(Dataset records)

++++

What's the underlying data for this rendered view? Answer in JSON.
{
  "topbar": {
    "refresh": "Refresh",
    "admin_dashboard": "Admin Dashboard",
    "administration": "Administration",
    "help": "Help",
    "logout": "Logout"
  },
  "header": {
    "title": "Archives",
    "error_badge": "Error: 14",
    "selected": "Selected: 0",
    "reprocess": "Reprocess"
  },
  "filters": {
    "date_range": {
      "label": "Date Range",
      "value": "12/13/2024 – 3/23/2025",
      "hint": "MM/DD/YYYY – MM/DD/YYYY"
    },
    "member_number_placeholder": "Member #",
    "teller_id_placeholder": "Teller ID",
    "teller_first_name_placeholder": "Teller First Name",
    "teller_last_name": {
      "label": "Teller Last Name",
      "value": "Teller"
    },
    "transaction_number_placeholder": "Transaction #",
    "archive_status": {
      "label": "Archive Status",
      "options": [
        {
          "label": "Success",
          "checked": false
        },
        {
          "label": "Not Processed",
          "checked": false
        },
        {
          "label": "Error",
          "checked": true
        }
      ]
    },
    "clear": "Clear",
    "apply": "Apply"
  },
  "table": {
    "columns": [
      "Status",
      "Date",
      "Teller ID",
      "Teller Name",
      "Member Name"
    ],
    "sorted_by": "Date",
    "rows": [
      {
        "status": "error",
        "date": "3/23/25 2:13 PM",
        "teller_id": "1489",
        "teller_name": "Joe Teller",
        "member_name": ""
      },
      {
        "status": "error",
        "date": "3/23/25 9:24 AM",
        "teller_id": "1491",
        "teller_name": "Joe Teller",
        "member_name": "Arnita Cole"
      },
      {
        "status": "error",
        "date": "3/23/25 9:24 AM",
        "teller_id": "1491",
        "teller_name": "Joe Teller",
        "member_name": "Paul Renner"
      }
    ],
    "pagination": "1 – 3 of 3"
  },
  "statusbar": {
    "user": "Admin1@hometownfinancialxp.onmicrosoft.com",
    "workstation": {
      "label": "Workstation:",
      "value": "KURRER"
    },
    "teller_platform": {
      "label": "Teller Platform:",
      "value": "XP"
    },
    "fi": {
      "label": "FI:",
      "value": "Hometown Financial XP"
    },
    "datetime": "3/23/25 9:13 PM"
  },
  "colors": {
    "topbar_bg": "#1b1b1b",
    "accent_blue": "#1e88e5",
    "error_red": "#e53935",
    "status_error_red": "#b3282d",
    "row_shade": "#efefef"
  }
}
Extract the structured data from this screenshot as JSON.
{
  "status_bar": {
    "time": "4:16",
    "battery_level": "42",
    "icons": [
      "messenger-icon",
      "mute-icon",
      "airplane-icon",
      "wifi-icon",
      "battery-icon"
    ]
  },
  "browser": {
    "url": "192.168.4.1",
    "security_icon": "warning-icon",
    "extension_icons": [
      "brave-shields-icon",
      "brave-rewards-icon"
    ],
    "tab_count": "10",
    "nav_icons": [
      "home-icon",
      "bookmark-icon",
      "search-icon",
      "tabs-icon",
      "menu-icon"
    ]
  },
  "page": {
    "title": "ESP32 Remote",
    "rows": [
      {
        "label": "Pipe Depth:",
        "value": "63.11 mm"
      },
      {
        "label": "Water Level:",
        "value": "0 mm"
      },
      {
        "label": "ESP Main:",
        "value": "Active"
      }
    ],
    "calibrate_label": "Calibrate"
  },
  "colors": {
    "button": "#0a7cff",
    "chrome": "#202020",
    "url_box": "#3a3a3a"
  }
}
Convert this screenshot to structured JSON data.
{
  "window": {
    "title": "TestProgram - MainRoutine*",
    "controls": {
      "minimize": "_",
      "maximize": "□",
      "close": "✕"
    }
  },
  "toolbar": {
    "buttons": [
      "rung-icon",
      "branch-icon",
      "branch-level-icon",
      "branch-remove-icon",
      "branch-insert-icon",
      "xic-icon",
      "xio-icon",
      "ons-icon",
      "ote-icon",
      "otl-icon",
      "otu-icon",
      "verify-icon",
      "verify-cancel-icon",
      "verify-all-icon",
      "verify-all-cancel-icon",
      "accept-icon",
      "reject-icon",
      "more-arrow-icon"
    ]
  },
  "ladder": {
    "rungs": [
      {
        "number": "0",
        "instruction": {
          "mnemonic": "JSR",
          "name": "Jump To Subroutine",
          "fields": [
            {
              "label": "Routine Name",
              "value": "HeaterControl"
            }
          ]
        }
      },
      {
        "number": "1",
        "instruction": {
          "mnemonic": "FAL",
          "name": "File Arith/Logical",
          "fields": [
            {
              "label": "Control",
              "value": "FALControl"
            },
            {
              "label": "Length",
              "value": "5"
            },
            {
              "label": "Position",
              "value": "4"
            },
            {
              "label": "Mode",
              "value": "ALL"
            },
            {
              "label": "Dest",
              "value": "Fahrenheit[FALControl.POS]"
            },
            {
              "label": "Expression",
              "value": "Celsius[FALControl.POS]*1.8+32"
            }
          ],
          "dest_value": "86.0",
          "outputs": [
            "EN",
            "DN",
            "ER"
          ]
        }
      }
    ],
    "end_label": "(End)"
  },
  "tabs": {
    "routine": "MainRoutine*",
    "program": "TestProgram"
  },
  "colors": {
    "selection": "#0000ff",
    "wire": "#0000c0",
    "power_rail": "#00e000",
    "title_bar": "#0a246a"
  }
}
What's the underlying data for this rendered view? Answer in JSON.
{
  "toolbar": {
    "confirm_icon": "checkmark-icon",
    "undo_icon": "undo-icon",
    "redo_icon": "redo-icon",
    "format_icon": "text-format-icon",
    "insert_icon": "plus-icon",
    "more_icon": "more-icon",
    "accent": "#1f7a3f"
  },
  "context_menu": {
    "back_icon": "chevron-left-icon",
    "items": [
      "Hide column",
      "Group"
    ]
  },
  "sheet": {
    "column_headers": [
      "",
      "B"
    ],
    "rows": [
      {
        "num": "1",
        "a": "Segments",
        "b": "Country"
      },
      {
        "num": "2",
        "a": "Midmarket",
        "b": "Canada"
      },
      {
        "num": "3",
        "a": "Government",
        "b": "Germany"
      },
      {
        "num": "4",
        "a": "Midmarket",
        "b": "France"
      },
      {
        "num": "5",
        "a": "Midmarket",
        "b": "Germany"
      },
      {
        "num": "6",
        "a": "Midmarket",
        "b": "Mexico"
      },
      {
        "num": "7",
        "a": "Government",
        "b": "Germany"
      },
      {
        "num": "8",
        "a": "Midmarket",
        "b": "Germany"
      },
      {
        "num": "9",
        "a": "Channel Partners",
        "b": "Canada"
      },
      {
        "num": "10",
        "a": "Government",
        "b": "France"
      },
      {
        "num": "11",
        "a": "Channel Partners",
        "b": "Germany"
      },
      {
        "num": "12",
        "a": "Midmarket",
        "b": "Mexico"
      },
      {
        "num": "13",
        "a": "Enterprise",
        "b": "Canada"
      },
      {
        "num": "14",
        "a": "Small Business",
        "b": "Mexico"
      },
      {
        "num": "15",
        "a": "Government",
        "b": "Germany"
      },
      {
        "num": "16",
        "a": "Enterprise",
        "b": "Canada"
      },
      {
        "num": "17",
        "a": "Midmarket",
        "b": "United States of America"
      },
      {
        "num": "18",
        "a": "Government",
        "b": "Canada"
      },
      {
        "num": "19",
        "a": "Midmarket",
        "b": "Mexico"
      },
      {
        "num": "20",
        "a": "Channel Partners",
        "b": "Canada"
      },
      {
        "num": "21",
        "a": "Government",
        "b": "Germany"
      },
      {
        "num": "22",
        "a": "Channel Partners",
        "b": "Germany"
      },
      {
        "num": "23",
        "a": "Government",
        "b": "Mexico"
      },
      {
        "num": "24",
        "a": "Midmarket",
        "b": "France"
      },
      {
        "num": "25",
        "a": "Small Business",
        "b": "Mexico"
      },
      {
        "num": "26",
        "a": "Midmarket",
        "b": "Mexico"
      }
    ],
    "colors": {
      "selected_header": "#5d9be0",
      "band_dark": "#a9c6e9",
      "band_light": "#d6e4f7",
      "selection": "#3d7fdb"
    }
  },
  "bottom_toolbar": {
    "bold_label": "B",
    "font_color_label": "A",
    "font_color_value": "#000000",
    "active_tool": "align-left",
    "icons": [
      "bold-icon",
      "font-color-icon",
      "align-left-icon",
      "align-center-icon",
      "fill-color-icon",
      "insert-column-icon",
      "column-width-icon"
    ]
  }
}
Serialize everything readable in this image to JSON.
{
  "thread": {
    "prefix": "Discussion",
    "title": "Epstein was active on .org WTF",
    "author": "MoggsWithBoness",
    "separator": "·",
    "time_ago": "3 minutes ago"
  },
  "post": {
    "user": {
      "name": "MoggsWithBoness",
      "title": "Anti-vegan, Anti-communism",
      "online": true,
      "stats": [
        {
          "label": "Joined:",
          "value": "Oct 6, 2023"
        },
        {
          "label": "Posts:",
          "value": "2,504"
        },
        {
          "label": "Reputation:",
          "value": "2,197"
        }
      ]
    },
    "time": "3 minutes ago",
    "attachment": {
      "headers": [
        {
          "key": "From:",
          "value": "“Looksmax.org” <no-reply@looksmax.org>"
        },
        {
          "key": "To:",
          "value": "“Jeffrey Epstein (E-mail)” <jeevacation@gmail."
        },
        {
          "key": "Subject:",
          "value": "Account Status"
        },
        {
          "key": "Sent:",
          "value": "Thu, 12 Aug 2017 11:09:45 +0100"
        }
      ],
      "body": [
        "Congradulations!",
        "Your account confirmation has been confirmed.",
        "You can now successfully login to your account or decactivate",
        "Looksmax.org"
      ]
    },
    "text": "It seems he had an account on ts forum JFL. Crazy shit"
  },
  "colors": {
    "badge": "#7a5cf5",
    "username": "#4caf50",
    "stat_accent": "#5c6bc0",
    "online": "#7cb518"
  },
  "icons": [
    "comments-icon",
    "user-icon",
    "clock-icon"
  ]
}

++++

▸ PROBLEM REQUIREMENTS
Exactly repeat the lines from the line that contains "Serialize everything readable" to the end of the entries, both included, and leave out all other lines.

▸ SOLVED PROBLEM
Serialize everything readable in this image to JSON.
{
  "thread": {
    "prefix": "Discussion",
    "title": "Epstein was active on .org WTF",
    "author": "MoggsWithBoness",
    "separator": "·",
    "time_ago": "3 minutes ago"
  },
  "post": {
    "user": {
      "name": "MoggsWithBoness",
      "title": "Anti-vegan, Anti-communism",
      "online": true,
      "stats": [
        {
          "label": "Joined:",
          "value": "Oct 6, 2023"
        },
        {
          "label": "Posts:",
          "value": "2,504"
        },
        {
          "label": "Reputation:",
          "value": "2,197"
        }
      ]
    },
    "time": "3 minutes ago",
    "attachment": {
      "headers": [
        {
          "key": "From:",
          "value": "“Looksmax.org” <no-reply@looksmax.org>"
        },
        {
          "key": "To:",
          "value": "“Jeffrey Epstein (E-mail)” <jeevacation@gmail."
        },
        {
          "key": "Subject:",
          "value": "Account Status"
        },
        {
          "key": "Sent:",
          "value": "Thu, 12 Aug 2017 11:09:45 +0100"
        }
      ],
      "body": [
        "Congradulations!",
        "Your account confirmation has been confirmed.",
        "You can now successfully login to your account or decactivate",
        "Looksmax.org"
      ]
    },
    "text": "It seems he had an account on ts forum JFL. Crazy shit"
  },
  "colors": {
    "badge": "#7a5cf5",
    "username": "#4caf50",
    "stat_accent": "#5c6bc0",
    "online": "#7cb518"
  },
  "icons": [
    "comments-icon",
    "user-icon",
    "clock-icon"
  ]
}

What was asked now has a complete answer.